| Exercise description |
Lines that hold the word "DURABLE" should be located and copied.

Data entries
- - -

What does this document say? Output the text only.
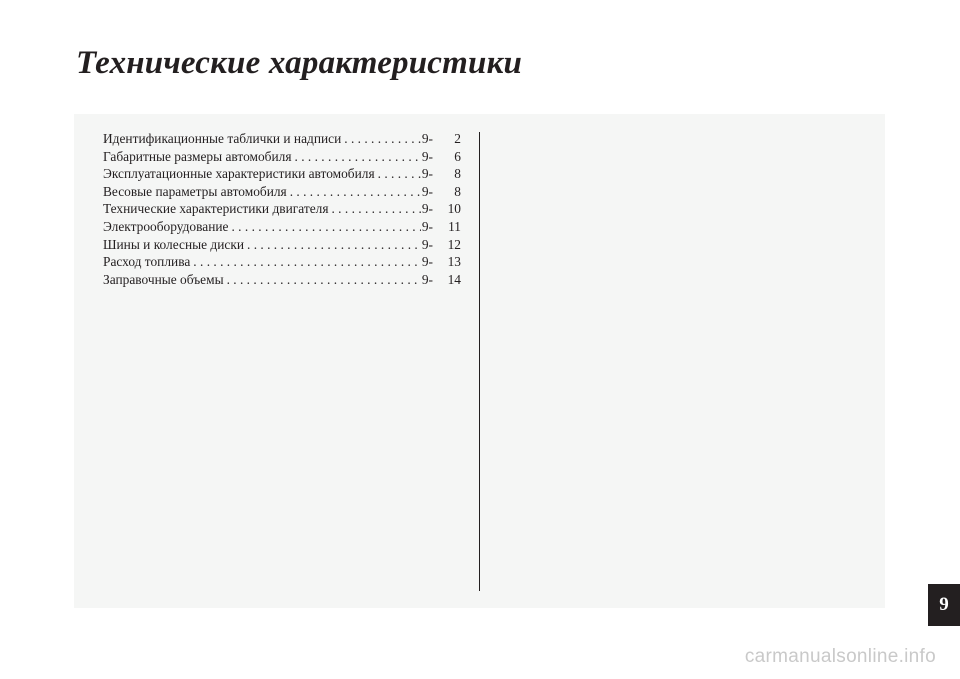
Технические характеристики
Идентификационные таблички и надписи . . .	9-	2
Габаритные размеры автомобиля . . .	9-	6
Эксплуатационные характеристики автомобиля . . .	9-	8
Весовые параметры автомобиля . . .	9-	8
Технические характеристики двигателя . . .	9-	10
Электрооборудование . . .	9-	11
Шины и колесные диски . . .	9-	12
Расход топлива . . .	9-	13
Заправочные объемы . . .	9-	14
9
carmanualsonline.info
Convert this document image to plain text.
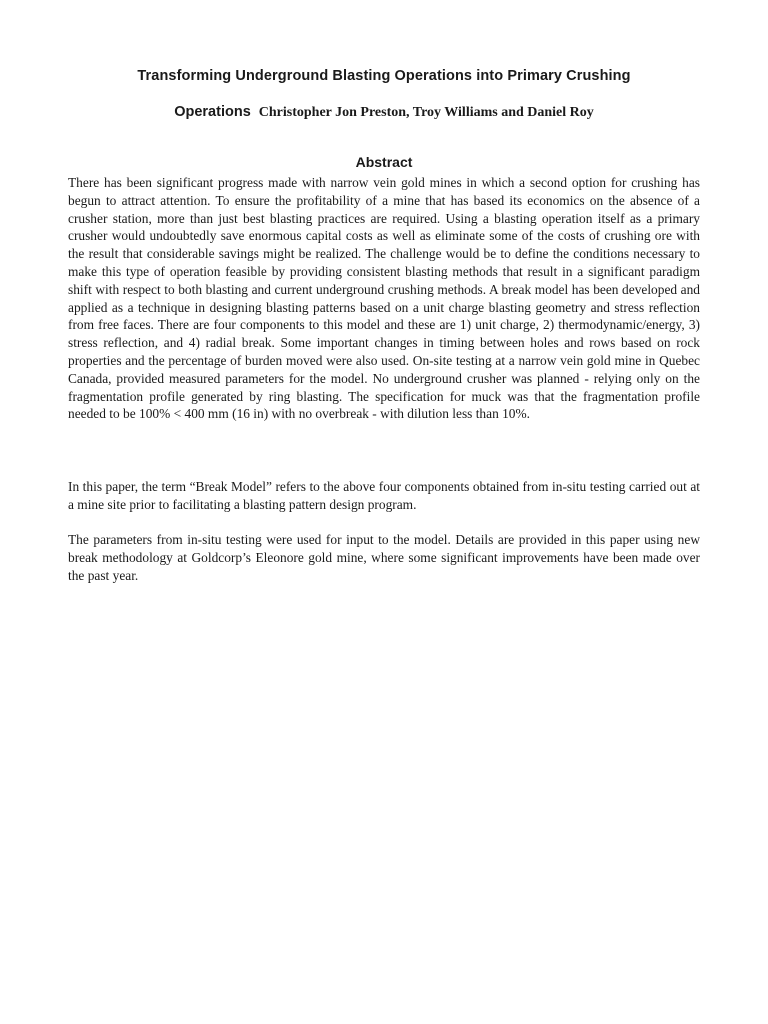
Transforming Underground Blasting Operations into Primary Crushing
Operations Christopher Jon Preston, Troy Williams and Daniel Roy
Abstract

There has been significant progress made with narrow vein gold mines in which a second option for crushing has begun to attract attention. To ensure the profitability of a mine that has based its economics on the absence of a crusher station, more than just best blasting practices are required. Using a blasting operation itself as a primary crusher would undoubtedly save enormous capital costs as well as eliminate some of the costs of crushing ore with the result that considerable savings might be realized. The challenge would be to define the conditions necessary to make this type of operation feasible by providing consistent blasting methods that result in a significant paradigm shift with respect to both blasting and current underground crushing methods. A break model has been developed and applied as a technique in designing blasting patterns based on a unit charge blasting geometry and stress reflection from free faces. There are four components to this model and these are 1) unit charge, 2) thermodynamic/energy, 3) stress reflection, and 4) radial break. Some important changes in timing between holes and rows based on rock properties and the percentage of burden moved were also used. On-site testing at a narrow vein gold mine in Quebec Canada, provided measured parameters for the model. No underground crusher was planned - relying only on the fragmentation profile generated by ring blasting. The specification for muck was that the fragmentation profile needed to be 100% < 400 mm (16 in) with no overbreak - with dilution less than 10%.

In this paper, the term “Break Model” refers to the above four components obtained from in-situ testing carried out at a mine site prior to facilitating a blasting pattern design program.

The parameters from in-situ testing were used for input to the model. Details are provided in this paper using new break methodology at Goldcorp’s Eleonore gold mine, where some significant improvements have been made over the past year.
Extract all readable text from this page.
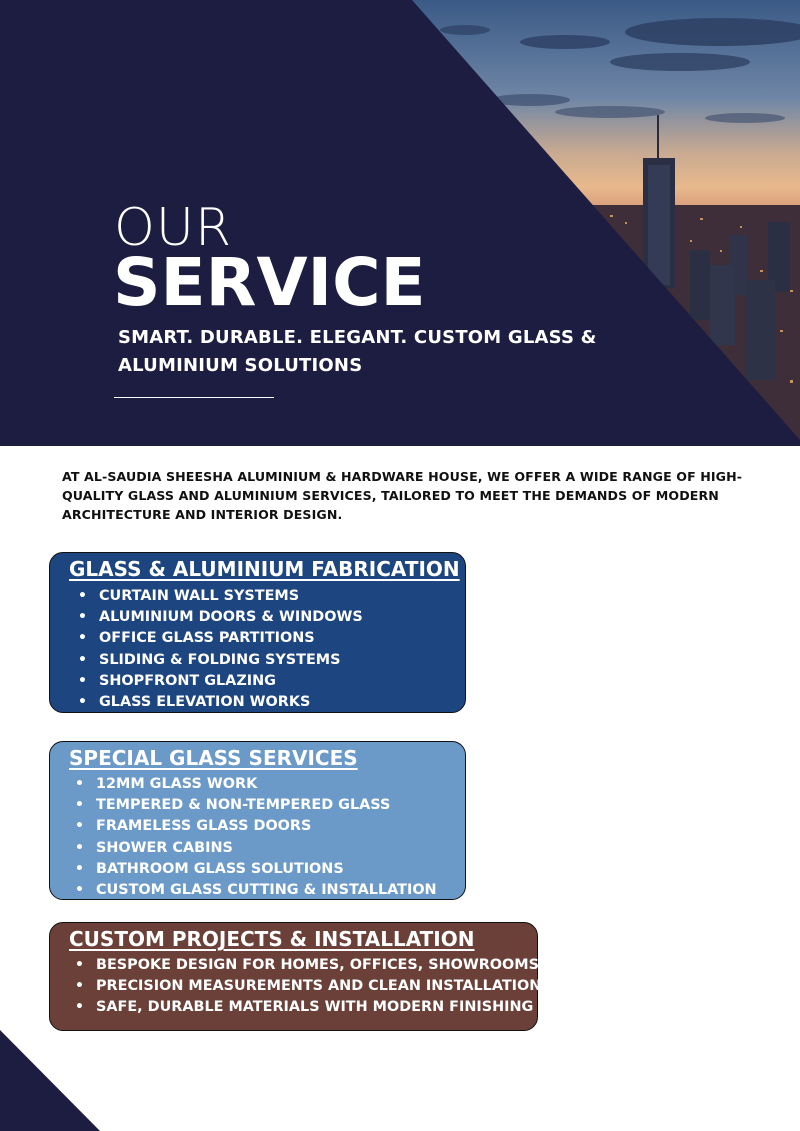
OUR
SERVICE

SMART. DURABLE. ELEGANT. CUSTOM GLASS & ALUMINIUM SOLUTIONS

AT AL-SAUDIA SHEESHA ALUMINIUM & HARDWARE HOUSE, WE OFFER A WIDE RANGE OF HIGH-QUALITY GLASS AND ALUMINIUM SERVICES, TAILORED TO MEET THE DEMANDS OF MODERN ARCHITECTURE AND INTERIOR DESIGN.

GLASS & ALUMINIUM FABRICATION
• CURTAIN WALL SYSTEMS
• ALUMINIUM DOORS & WINDOWS
• OFFICE GLASS PARTITIONS
• SLIDING & FOLDING SYSTEMS
• SHOPFRONT GLAZING
• GLASS ELEVATION WORKS
SPECIAL GLASS SERVICES
• 12MM GLASS WORK
• TEMPERED & NON-TEMPERED GLASS
• FRAMELESS GLASS DOORS
• SHOWER CABINS
• BATHROOM GLASS SOLUTIONS
• CUSTOM GLASS CUTTING & INSTALLATION
CUSTOM PROJECTS & INSTALLATION
• BESPOKE DESIGN FOR HOMES, OFFICES, SHOWROOMS
• PRECISION MEASUREMENTS AND CLEAN INSTALLATION
• SAFE, DURABLE MATERIALS WITH MODERN FINISHING
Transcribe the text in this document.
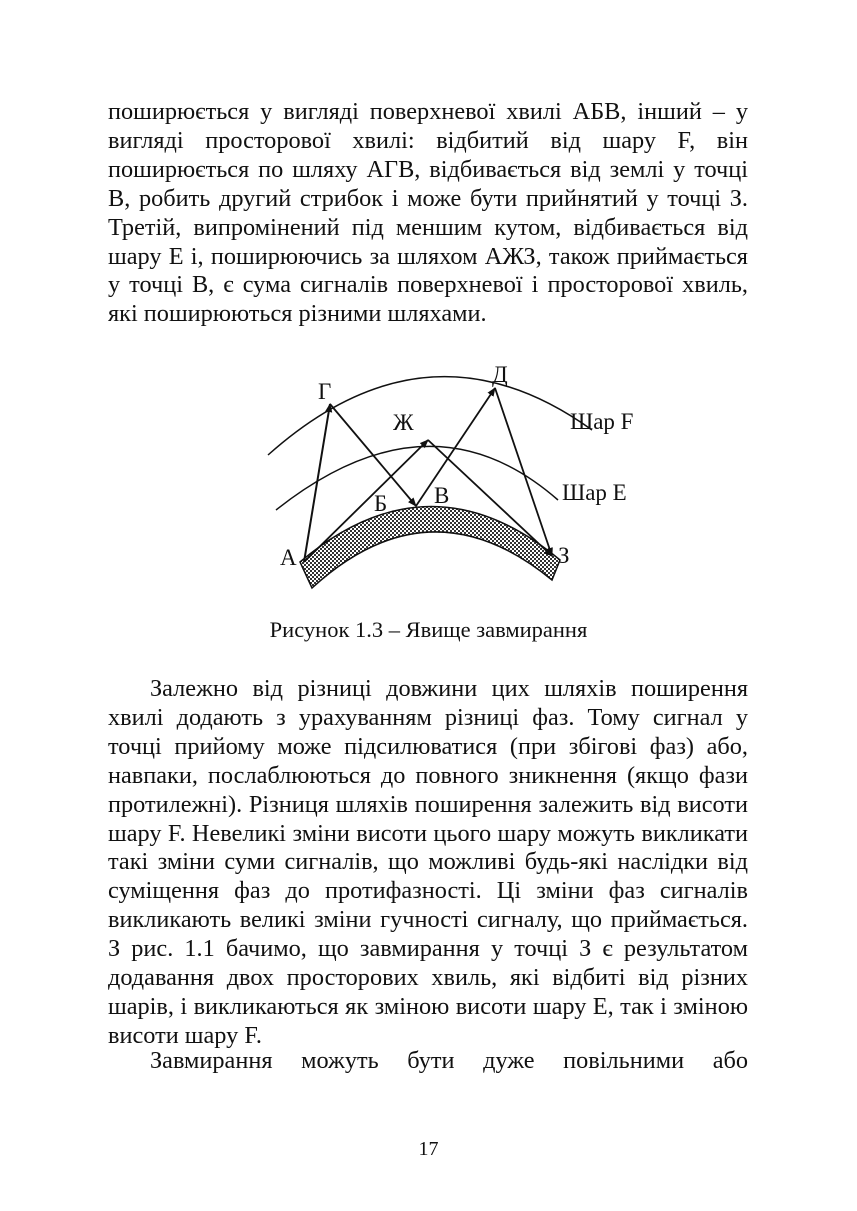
поширюється у вигляді поверхневої хвилі АБВ, інший – у вигляді просторової хвилі: відбитий від шару F, він поширюється по шляху АГВ, відбивається від землі у точці В, робить другий стрибок і може бути прийнятий у точці З. Третій, випромінений під меншим кутом, відбивається від шару Е і, поширюючись за шляхом АЖЗ, також приймається у точці В, є сума сигналів поверхневої і просторової хвиль, які поширюються різними шляхами.

А
Б В
Г
Д
Ж
З
Шар F
Шар Е

Рисунок 1.3 – Явище завмирання

Залежно від різниці довжини цих шляхів поширення хвилі додають з урахуванням різниці фаз. Тому сигнал у точці прийому може підсилюватися (при збігові фаз) або, навпаки, послаблюються до повного зникнення (якщо фази протилежні). Різниця шляхів поширення залежить від висоти шару F. Невеликі зміни висоти цього шару можуть викликати такі зміни суми сигналів, що можливі будь-які наслідки від суміщення фаз до протифазності. Ці зміни фаз сигналів викликають великі зміни гучності сигналу, що приймається. З рис. 1.1 бачимо, що завмирання у точці З є результатом додавання двох просторових хвиль, які відбиті від різних шарів, і викликаються як зміною висоти шару Е, так і зміною висоти шару F.

Завмирання можуть бути дуже повільними або

17
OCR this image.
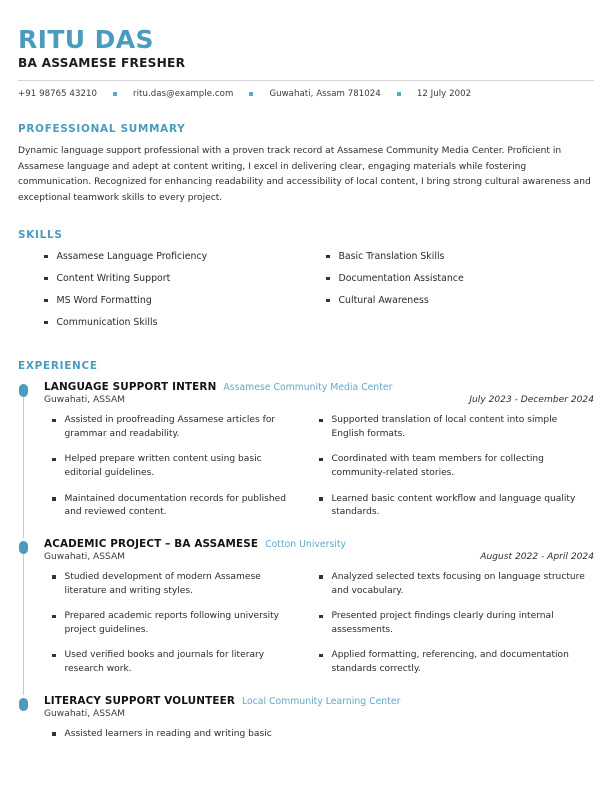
RITU DAS
BA ASSAMESE FRESHER
+91 98765 43210	ritu.das@example.com	Guwahati, Assam 781024	12 July 2002
PROFESSIONAL SUMMARY

Dynamic language support professional with a proven track record at Assamese Community Media Center. Proficient in Assamese language and adept at content writing, I excel in delivering clear, engaging materials while fostering communication. Recognized for enhancing readability and accessibility of local content, I bring strong cultural awareness and exceptional teamwork skills to every project.

SKILLS
Assamese Language Proficiency
Content Writing Support
MS Word Formatting
Communication Skills
Basic Translation Skills
Documentation Assistance
Cultural Awareness
EXPERIENCE
LANGUAGE SUPPORT INTERN Assamese Community Media Center
Guwahati, ASSAM	July 2023 - December 2024
Assisted in proofreading Assamese articles for grammar and readability.
Helped prepare written content using basic editorial guidelines.
Maintained documentation records for published and reviewed content.
Supported translation of local content into simple English formats.
Coordinated with team members for collecting community-related stories.
Learned basic content workflow and language quality standards.
ACADEMIC PROJECT – BA ASSAMESE Cotton University
Guwahati, ASSAM	August 2022 - April 2024
Studied development of modern Assamese literature and writing styles.
Prepared academic reports following university project guidelines.
Used verified books and journals for literary research work.
Analyzed selected texts focusing on language structure and vocabulary.
Presented project findings clearly during internal assessments.
Applied formatting, referencing, and documentation standards correctly.
LITERACY SUPPORT VOLUNTEER Local Community Learning Center
Guwahati, ASSAM
Assisted learners in reading and writing basic
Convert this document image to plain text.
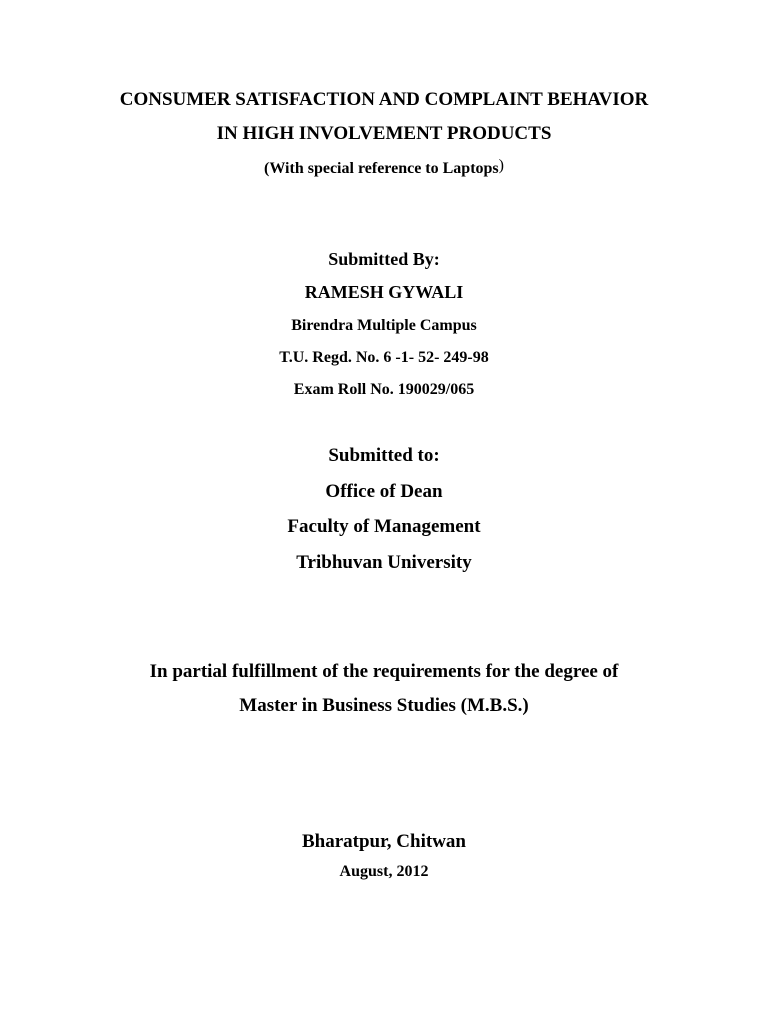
CONSUMER SATISFACTION AND COMPLAINT BEHAVIOR
IN HIGH INVOLVEMENT PRODUCTS
(With special reference to Laptops)
Submitted By:
RAMESH GYWALI
Birendra Multiple Campus
T.U. Regd. No. 6 -1- 52- 249-98
Exam Roll No. 190029/065
Submitted to:
Office of Dean
Faculty of Management
Tribhuvan University
In partial fulfillment of the requirements for the degree of
Master in Business Studies (M.B.S.)
Bharatpur, Chitwan
August, 2012
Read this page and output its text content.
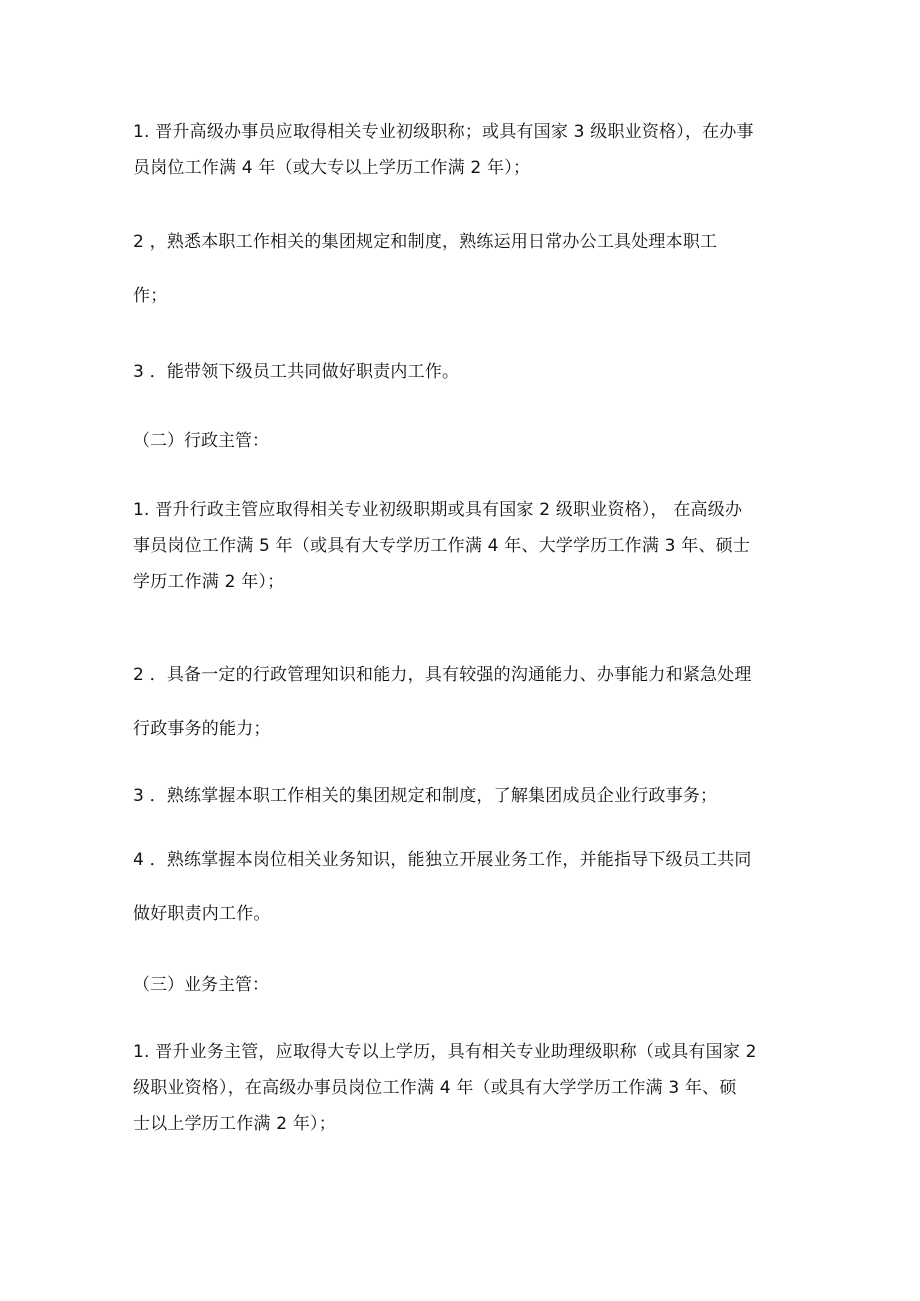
1. 晋升高级办事员应取得相关专业初级职称；或具有国家 3 级职业资格），在办事
员岗位工作满 4 年（或大专以上学历工作满 2 年）；

2 ，熟悉本职工作相关的集团规定和制度，熟练运用日常办公工具处理本职工
作；

3 ．能带领下级员工共同做好职责内工作。

（二）行政主管：

1. 晋升行政主管应取得相关专业初级职期或具有国家 2 级职业资格）， 在高级办
事员岗位工作满 5 年（或具有大专学历工作满 4 年、大学学历工作满 3 年、硕士
学历工作满 2 年）；

2 ．具备一定的行政管理知识和能力，具有较强的沟通能力、办事能力和紧急处理
行政事务的能力；

3 ．熟练掌握本职工作相关的集团规定和制度，了解集团成员企业行政事务；

4 ．熟练掌握本岗位相关业务知识，能独立开展业务工作，并能指导下级员工共同
做好职责内工作。

（三）业务主管：

1. 晋升业务主管，应取得大专以上学历，具有相关专业助理级职称（或具有国家 2
级职业资格），在高级办事员岗位工作满 4 年（或具有大学学历工作满 3 年、硕
士以上学历工作满 2 年）；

- - -

| Exercise answer |
SMART. DURABLE. ELEGANT. CUSTOM GLASS & ALUMINIUM SOLUTIONS
• SAFE, DURABLE MATERIALS WITH MODERN FINISHING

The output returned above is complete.